>> Start Selected passage

1. ## Limits At Infinity With Radical

I am reading an example about evaluating limits at infinity. The function in the example is $\displaystyle f(x) = \frac{3x -2}{\sqrt{2x^2 + 1}}$. What I am confused about is why do that put a negative sign in front of the radical when they are evaluating the limit of the function at negative infinity?

2. ## Re: Limits At Infinity With Radical

Originally Posted by Bashyboy
I am reading an example about evaluating limits at infinity. The function in the example is $\displaystyle f(x) = \frac{3x -2}{\sqrt{2x^2 + 1}}$. What I am confused about is why do that put a negative sign in front of the radical when they are evaluating the limit of the function at negative infinity?

>> End Selected passage

_Set task_. Extend the forum thread on limits at infinity with a radical from the point where it stops.

>> Start Information shown

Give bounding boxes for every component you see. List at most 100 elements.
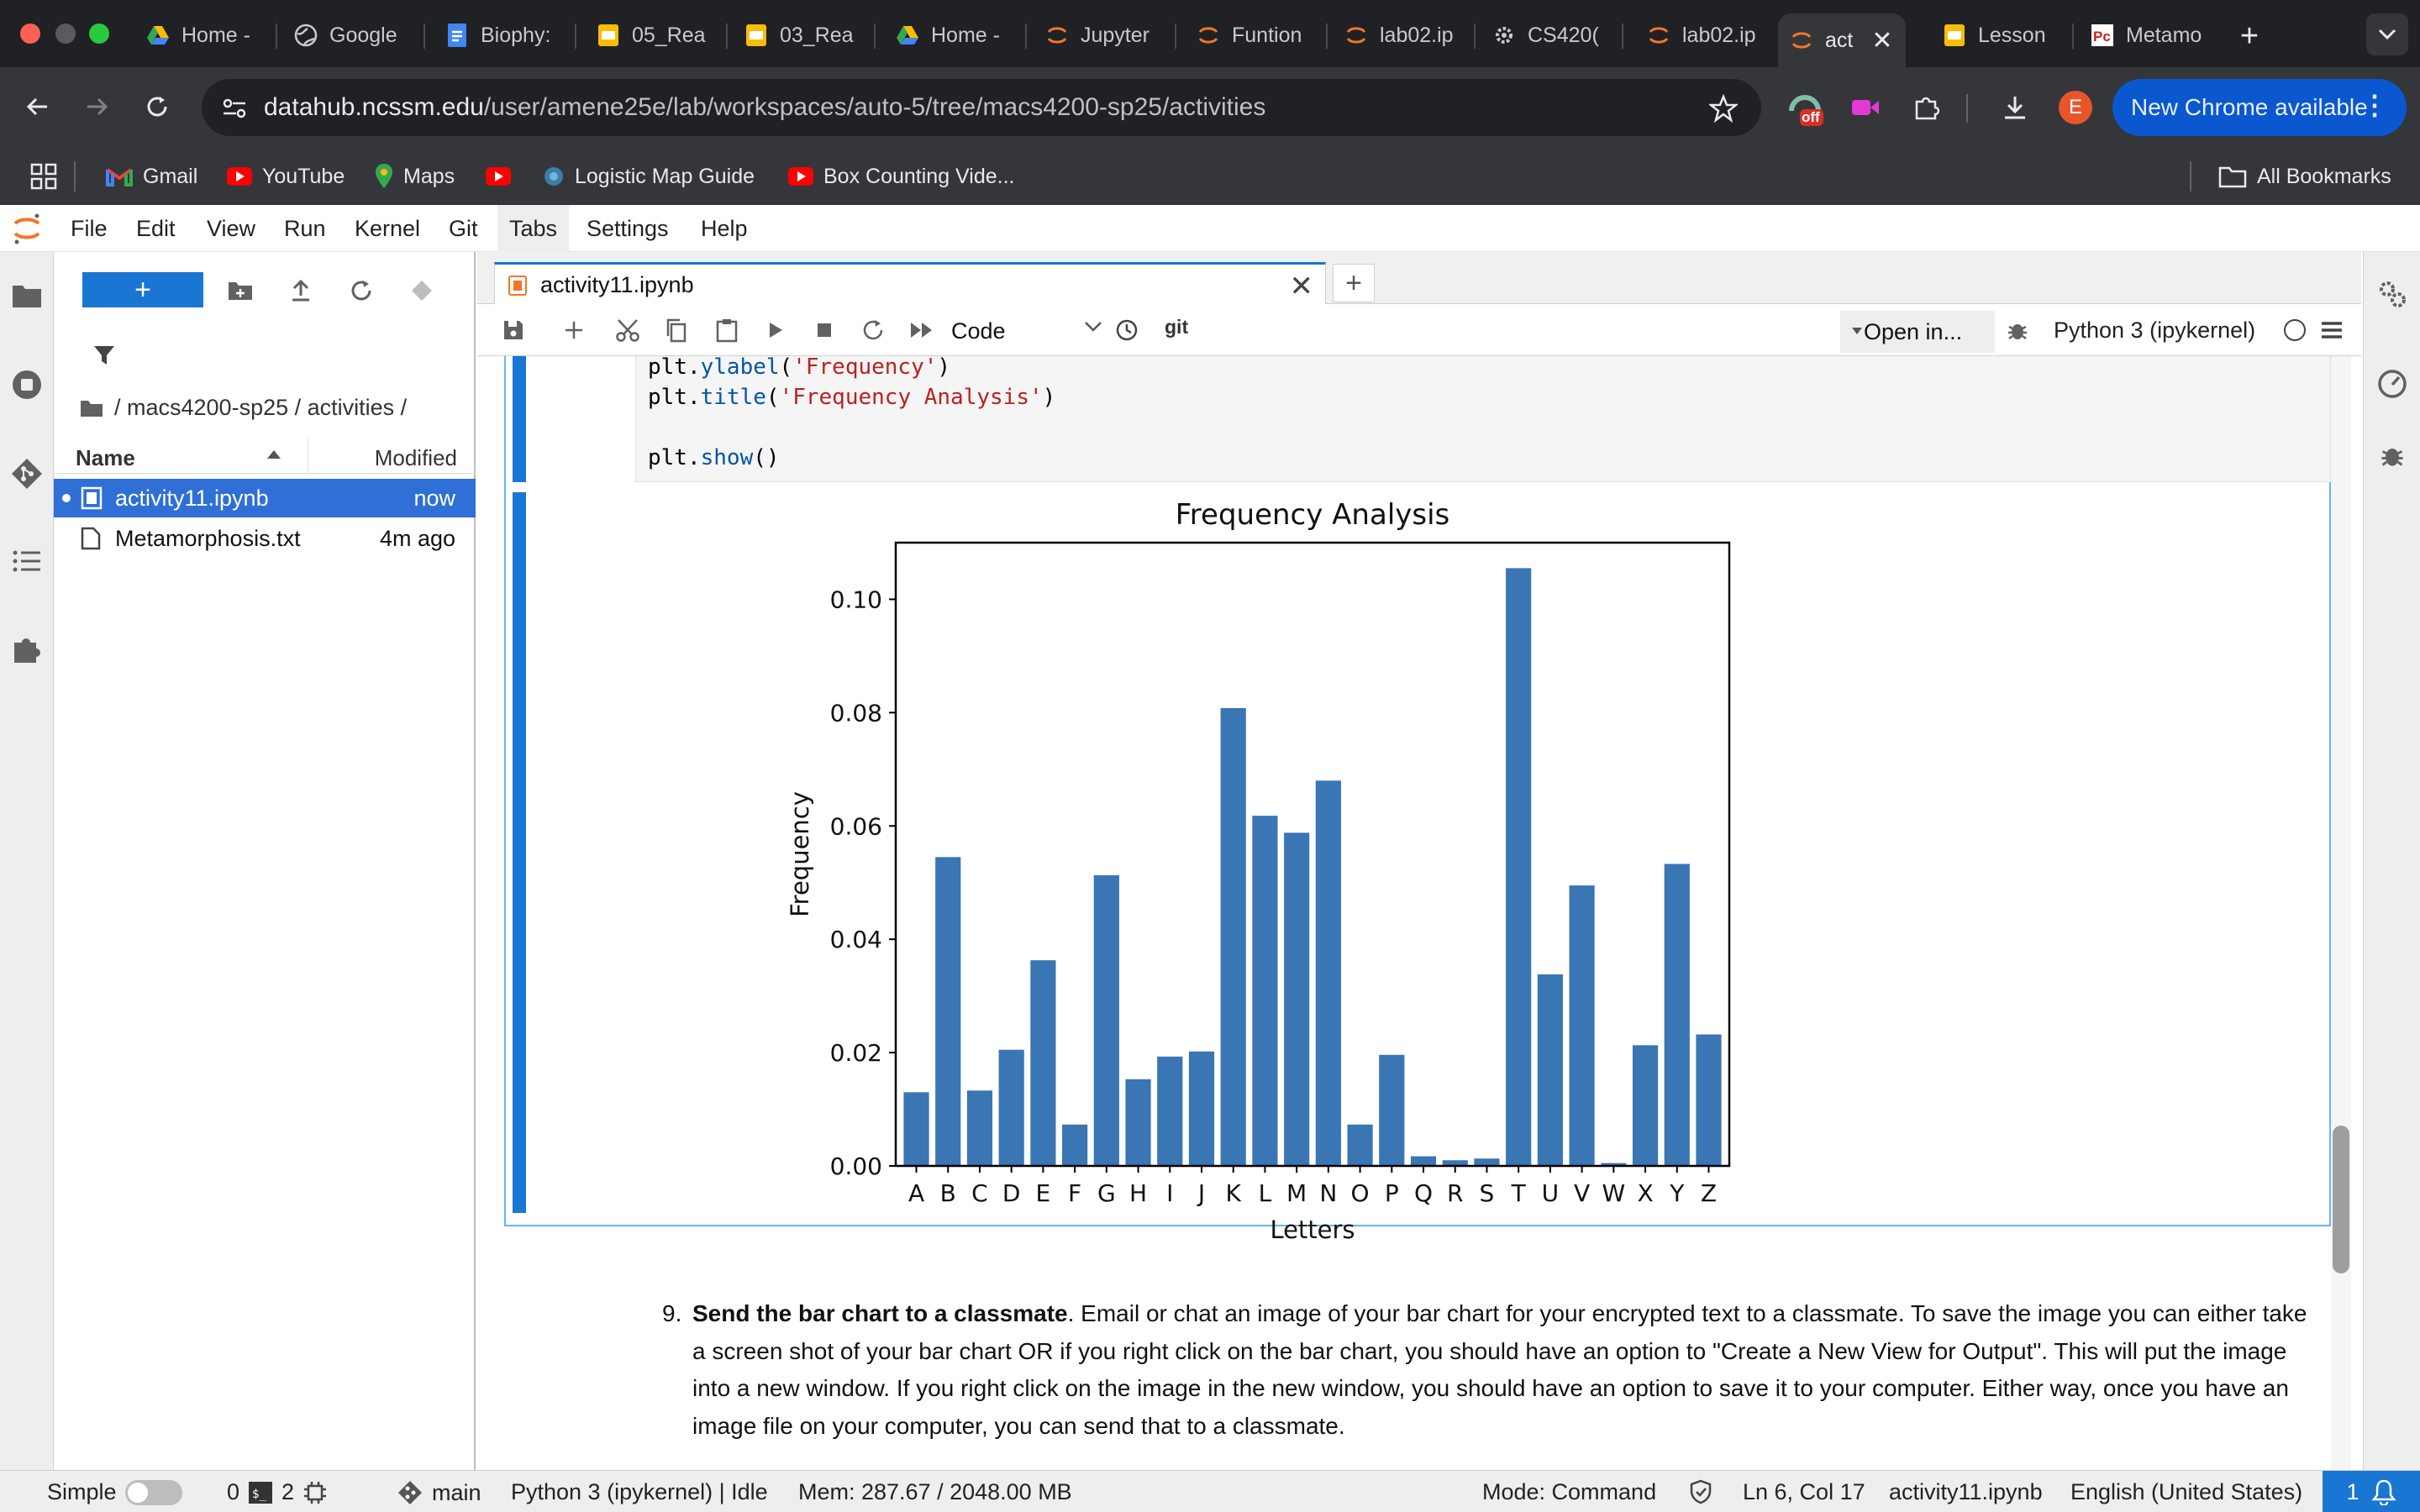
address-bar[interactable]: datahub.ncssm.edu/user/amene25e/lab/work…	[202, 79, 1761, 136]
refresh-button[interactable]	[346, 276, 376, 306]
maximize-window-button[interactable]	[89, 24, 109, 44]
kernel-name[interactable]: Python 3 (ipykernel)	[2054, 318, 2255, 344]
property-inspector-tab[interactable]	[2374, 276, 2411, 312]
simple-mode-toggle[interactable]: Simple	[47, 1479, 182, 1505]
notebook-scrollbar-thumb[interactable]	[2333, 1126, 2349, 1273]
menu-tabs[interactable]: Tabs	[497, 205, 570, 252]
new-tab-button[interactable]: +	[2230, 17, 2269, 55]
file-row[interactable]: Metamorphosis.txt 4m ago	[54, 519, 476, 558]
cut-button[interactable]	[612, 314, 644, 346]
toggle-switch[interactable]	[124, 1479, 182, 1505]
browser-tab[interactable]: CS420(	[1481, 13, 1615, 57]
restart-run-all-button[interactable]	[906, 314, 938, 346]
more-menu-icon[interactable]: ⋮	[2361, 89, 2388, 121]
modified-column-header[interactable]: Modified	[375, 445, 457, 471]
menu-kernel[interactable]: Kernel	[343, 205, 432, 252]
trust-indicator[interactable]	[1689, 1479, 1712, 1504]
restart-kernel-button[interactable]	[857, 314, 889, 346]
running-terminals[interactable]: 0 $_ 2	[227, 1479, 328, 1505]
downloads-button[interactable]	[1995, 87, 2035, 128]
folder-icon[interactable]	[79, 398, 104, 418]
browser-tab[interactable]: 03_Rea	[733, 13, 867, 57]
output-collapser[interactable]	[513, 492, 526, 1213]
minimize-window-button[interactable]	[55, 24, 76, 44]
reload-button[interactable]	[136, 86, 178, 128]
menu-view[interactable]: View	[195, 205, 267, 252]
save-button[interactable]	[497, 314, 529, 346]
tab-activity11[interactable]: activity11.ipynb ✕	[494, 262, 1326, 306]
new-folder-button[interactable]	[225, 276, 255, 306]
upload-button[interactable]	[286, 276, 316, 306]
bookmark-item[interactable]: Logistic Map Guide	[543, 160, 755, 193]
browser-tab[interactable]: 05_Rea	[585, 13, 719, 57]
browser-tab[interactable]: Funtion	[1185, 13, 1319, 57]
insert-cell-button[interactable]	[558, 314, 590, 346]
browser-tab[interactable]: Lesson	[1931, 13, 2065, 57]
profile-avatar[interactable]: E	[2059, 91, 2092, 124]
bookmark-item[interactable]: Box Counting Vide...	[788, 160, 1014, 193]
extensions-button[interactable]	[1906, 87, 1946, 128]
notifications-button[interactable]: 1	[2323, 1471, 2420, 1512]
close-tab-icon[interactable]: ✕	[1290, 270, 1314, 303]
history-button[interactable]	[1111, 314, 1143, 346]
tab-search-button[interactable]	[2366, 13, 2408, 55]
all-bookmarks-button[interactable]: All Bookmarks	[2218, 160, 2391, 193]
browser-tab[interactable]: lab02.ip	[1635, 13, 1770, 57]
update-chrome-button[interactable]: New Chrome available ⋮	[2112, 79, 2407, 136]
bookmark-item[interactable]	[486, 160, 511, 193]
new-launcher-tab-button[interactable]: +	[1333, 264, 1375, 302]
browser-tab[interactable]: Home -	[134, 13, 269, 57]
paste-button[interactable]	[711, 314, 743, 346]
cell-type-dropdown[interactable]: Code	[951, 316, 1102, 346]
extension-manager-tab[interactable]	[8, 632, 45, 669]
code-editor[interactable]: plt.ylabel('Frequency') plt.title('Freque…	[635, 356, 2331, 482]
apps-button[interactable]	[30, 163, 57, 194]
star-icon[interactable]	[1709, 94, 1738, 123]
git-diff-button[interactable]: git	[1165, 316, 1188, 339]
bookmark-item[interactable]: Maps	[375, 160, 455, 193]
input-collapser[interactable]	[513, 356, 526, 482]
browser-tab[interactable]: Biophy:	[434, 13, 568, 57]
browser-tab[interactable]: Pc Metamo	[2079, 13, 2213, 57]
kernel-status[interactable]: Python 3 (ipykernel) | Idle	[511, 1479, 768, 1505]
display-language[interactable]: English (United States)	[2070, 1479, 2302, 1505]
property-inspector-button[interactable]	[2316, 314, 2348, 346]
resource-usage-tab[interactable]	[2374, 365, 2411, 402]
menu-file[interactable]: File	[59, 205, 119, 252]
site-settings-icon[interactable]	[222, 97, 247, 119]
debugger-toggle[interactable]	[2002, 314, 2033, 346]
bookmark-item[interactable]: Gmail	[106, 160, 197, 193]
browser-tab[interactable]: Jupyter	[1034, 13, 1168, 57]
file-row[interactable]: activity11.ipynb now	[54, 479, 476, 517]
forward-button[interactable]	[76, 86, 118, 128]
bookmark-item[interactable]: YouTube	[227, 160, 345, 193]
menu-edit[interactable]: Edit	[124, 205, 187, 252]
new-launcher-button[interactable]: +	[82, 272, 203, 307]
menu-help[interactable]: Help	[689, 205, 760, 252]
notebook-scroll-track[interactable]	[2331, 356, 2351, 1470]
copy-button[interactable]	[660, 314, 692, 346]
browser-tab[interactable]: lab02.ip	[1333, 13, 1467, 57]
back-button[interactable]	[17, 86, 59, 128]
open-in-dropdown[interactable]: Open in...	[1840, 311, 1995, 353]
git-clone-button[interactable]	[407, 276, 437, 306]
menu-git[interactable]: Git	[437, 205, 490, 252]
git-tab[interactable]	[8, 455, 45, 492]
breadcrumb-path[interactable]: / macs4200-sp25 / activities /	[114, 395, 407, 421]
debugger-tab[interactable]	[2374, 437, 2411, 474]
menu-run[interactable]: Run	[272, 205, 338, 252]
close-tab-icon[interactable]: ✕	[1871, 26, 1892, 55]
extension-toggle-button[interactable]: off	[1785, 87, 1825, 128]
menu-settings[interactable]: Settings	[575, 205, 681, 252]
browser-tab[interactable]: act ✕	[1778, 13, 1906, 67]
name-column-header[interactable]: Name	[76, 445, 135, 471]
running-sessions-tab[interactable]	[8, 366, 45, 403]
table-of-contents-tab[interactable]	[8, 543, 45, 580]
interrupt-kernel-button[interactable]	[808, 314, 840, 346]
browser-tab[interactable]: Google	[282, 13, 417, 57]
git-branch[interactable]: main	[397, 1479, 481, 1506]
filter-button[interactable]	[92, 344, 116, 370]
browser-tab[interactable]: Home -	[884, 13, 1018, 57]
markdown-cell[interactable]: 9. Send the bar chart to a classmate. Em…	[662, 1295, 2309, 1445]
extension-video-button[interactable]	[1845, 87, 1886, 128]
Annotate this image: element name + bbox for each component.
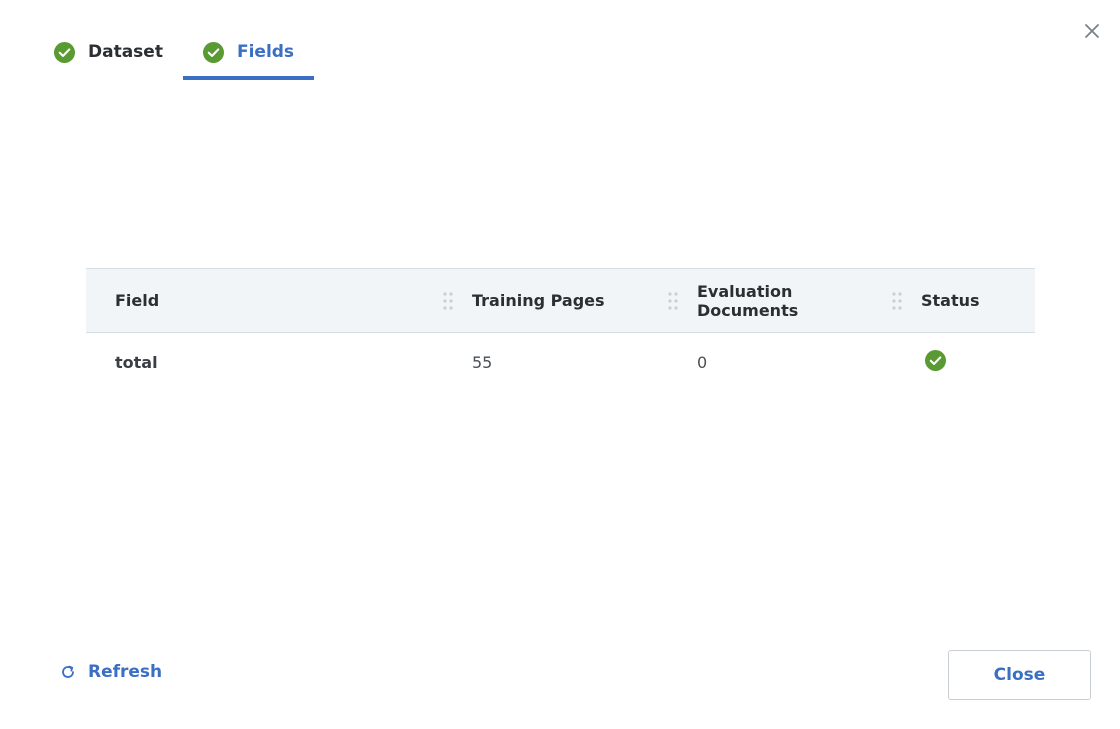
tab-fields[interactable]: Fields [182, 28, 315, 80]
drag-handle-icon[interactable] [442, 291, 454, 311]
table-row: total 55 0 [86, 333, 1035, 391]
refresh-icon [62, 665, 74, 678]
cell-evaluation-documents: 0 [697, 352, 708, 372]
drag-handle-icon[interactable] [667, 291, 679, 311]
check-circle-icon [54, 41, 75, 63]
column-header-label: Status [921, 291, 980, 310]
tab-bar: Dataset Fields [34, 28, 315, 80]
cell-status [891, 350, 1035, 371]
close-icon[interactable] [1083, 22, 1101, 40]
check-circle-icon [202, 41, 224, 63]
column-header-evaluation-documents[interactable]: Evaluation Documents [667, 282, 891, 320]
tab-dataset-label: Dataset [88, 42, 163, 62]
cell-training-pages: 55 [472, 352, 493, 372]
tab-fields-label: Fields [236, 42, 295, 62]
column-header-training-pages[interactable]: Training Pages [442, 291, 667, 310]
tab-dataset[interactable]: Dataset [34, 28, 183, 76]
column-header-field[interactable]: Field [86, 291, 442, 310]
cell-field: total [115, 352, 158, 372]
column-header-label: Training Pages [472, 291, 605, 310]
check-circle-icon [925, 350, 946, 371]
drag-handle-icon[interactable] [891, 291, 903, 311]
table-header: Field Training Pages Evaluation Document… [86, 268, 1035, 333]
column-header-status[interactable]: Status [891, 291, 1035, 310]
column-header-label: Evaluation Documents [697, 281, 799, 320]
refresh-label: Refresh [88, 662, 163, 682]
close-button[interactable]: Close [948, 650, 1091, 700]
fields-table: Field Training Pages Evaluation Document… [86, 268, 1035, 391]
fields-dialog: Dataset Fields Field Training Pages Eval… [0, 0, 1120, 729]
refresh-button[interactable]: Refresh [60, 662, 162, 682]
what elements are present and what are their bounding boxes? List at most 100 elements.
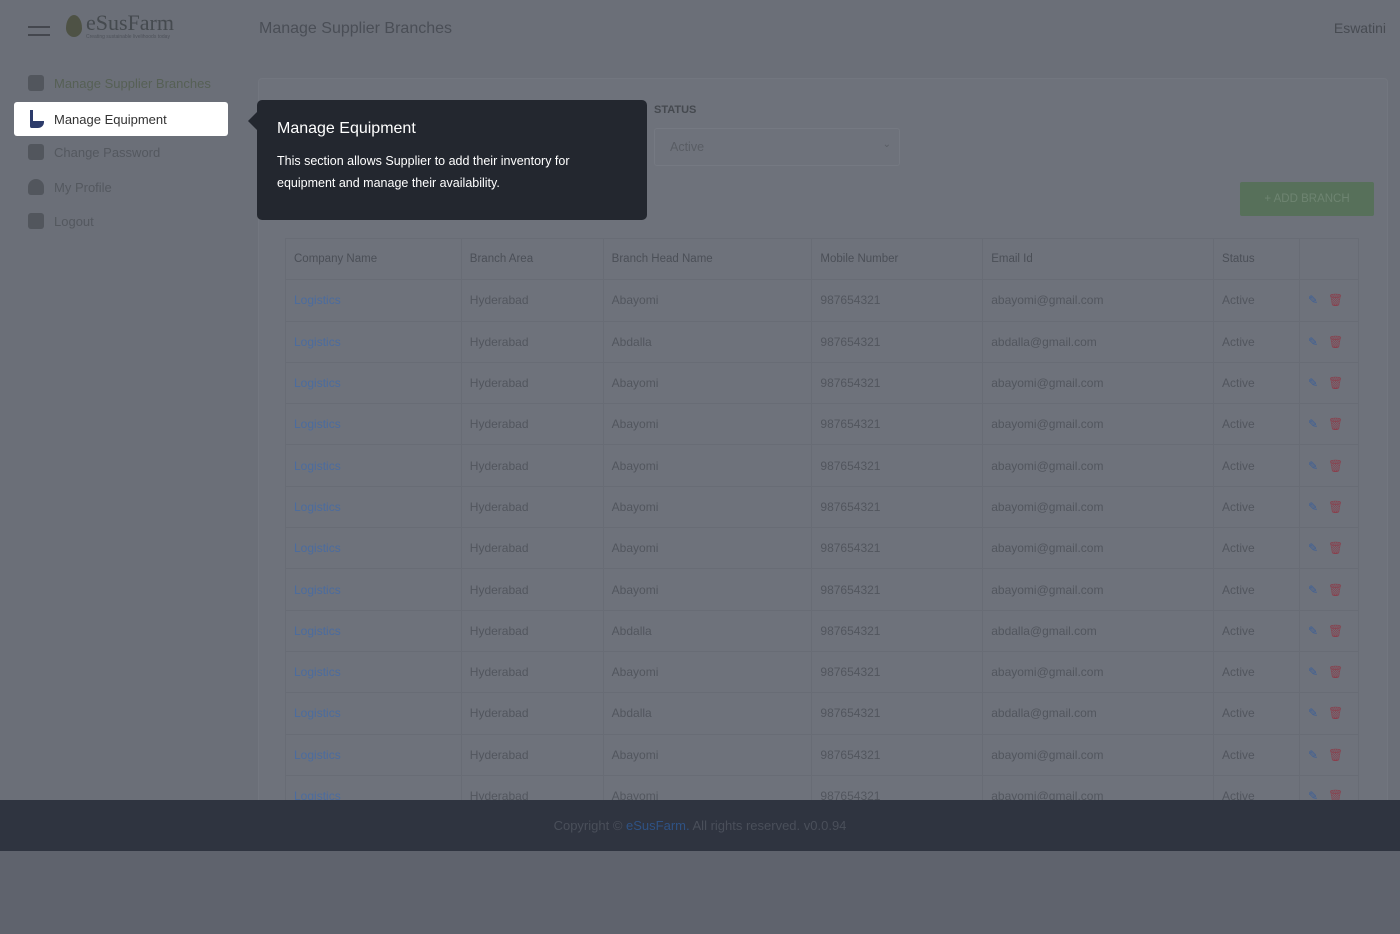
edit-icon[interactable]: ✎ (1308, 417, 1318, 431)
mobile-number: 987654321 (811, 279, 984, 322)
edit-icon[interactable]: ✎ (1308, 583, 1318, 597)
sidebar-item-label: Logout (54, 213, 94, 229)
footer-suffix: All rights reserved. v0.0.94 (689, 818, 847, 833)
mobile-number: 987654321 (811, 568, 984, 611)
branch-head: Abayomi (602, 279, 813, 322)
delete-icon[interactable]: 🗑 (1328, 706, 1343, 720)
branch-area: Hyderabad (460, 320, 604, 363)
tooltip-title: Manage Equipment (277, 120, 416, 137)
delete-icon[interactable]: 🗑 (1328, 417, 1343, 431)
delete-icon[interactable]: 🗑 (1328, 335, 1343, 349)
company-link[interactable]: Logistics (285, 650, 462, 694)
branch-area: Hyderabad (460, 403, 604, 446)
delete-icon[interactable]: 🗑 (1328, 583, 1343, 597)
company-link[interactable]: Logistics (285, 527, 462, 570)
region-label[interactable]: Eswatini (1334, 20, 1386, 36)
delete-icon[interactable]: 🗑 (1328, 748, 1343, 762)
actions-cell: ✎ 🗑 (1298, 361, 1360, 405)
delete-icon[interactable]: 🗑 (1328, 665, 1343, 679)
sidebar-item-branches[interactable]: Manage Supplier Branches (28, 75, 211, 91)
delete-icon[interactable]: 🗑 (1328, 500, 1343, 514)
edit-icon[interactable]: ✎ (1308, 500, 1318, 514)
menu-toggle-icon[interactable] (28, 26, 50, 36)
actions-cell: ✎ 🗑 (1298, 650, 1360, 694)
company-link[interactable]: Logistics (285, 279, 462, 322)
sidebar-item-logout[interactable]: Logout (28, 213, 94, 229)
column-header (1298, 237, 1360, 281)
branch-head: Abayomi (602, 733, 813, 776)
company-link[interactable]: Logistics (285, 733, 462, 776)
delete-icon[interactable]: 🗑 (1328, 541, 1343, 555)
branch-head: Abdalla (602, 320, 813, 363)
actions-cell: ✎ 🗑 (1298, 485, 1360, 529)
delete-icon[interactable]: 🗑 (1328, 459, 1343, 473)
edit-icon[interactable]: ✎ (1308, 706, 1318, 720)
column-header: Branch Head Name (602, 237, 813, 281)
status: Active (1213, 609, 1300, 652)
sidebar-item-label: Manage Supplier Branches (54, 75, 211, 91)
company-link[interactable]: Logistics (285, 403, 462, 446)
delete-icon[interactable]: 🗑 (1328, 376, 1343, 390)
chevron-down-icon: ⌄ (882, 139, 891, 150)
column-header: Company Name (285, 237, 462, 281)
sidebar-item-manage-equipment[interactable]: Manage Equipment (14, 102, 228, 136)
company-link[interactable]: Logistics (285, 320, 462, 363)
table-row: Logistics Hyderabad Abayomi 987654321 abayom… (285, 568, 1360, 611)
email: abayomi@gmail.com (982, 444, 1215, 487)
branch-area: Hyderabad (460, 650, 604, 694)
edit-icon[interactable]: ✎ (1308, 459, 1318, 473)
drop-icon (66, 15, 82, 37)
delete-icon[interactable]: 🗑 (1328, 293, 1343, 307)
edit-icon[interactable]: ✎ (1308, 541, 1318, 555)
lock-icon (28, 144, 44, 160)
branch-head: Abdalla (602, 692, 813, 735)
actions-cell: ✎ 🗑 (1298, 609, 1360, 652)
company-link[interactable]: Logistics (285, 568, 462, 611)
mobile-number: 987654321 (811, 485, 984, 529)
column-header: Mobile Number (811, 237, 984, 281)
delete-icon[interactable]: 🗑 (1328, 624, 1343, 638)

>> End Information shown

_Response to the task_.
Is this the question, $\displaystyle {\lim _{x \to - \infty }}\frac{3x -2}{\sqrt{2x^2 + 1}}=-\frac{3}{\sqrt2}~?$

If it is then note that for $\displaystyle x<0$ the numerator is negative and the denominator is positive.

3. ## Re: Limits At Infinity With Radical

Yes, that's what I was asking. I was just wondering if there was a reason for that.

4. ## Re: Limits At Infinity With Radical

Originally Posted by Bashyboy
Yes, that's what I was asking. I was just wondering if there was a reason for that.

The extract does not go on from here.